Task objective: From the entries provided below, copy each line that contains the word "active".

----

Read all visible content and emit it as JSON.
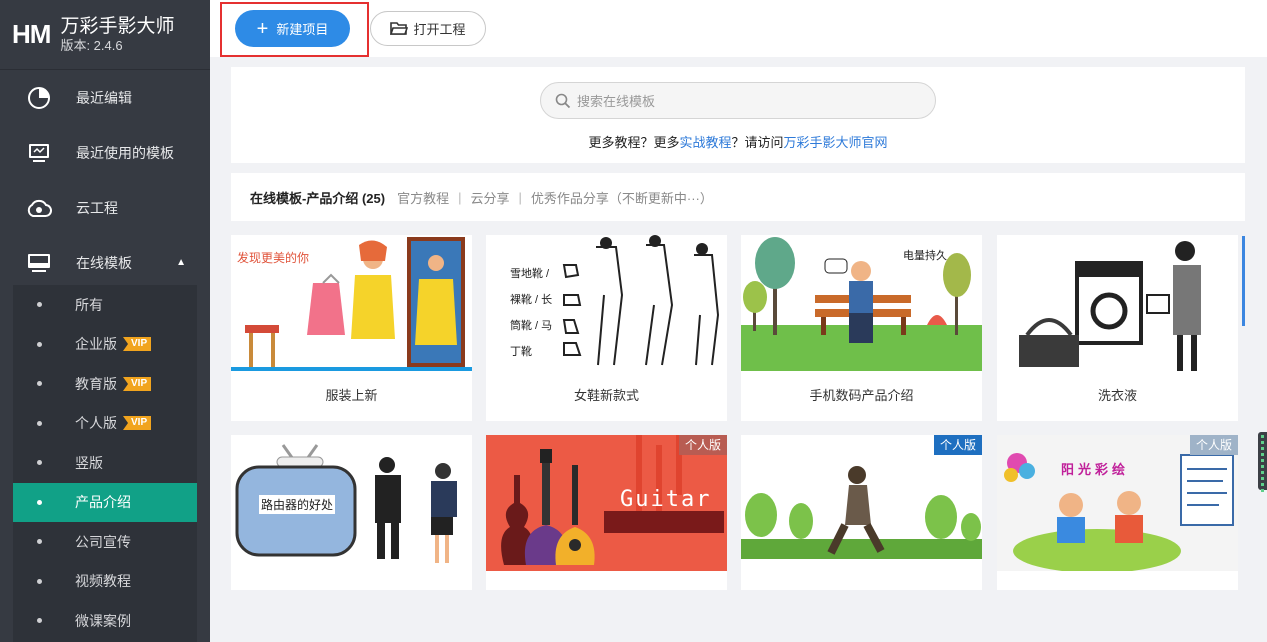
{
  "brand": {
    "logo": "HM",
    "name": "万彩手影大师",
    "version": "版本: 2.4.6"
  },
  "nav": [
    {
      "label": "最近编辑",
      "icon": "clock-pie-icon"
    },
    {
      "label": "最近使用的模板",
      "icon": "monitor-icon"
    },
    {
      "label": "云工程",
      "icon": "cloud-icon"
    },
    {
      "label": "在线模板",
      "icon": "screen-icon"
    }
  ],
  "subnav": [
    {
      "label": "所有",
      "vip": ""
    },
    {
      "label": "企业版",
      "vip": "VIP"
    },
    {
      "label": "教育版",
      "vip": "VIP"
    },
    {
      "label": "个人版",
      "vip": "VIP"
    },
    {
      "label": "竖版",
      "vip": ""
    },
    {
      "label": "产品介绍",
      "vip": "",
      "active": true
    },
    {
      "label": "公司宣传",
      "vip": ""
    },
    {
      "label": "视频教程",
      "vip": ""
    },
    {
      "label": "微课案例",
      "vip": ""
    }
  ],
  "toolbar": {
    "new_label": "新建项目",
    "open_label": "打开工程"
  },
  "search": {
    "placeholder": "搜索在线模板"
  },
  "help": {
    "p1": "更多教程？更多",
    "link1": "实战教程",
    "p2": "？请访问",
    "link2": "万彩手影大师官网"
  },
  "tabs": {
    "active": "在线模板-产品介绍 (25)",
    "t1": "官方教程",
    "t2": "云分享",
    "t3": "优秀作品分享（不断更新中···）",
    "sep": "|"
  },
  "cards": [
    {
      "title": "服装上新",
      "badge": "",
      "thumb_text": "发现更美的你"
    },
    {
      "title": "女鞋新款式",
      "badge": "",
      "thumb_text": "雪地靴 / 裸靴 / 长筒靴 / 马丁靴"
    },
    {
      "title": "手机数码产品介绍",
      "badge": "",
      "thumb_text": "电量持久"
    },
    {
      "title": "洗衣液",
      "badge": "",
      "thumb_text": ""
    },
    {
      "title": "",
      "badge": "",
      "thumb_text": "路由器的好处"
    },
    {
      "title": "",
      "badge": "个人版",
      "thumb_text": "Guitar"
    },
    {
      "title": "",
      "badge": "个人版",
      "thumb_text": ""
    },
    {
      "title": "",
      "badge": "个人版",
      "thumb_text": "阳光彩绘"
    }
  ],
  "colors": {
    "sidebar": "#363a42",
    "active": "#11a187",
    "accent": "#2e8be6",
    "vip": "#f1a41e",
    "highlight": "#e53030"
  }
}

----

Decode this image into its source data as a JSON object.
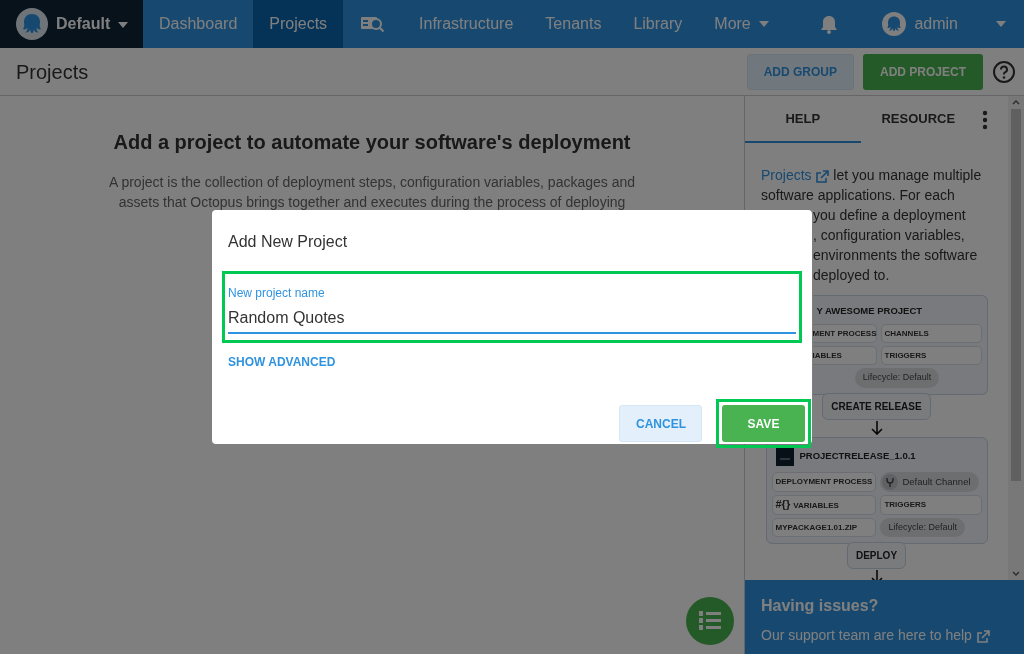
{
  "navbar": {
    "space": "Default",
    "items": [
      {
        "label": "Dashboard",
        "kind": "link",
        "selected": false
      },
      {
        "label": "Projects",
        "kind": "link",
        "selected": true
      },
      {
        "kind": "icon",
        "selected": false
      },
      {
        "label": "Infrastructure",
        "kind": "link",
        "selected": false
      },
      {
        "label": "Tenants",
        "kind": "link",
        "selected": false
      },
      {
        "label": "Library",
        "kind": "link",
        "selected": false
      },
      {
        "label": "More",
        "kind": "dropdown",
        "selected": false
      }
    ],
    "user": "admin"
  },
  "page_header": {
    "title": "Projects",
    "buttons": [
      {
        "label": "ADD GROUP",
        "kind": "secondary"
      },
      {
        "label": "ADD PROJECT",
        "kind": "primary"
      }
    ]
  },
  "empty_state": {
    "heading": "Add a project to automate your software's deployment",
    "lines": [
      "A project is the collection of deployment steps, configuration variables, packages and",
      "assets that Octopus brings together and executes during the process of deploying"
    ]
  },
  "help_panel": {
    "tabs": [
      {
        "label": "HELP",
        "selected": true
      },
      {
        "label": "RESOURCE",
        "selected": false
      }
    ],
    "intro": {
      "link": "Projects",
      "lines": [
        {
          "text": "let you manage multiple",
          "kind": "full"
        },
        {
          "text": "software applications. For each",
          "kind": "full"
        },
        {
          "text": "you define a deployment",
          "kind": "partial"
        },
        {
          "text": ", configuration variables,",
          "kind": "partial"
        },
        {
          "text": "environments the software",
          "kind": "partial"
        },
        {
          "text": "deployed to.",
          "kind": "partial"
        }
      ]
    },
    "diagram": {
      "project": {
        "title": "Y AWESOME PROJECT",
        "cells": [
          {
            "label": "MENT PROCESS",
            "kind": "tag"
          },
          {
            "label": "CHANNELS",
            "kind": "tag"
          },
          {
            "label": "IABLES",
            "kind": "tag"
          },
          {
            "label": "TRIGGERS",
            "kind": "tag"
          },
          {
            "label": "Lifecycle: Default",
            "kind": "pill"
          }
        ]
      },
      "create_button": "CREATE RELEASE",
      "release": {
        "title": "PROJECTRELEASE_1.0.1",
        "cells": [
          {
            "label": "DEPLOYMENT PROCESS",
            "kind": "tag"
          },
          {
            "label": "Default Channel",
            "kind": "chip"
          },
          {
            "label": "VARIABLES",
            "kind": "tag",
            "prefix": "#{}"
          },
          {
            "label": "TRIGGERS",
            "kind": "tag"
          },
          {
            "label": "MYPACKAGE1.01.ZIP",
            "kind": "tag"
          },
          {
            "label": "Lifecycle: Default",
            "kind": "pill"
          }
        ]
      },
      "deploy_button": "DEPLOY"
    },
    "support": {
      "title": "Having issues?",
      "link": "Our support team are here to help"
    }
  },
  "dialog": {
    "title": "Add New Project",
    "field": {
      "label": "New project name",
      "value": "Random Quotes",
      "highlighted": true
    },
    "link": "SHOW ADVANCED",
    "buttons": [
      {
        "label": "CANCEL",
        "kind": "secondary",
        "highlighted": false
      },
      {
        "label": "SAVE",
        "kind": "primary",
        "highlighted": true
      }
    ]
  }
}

----

Full response:
      "active": true
    "active": "在线模板-产品介绍 (25)",
    "active": "#11a187",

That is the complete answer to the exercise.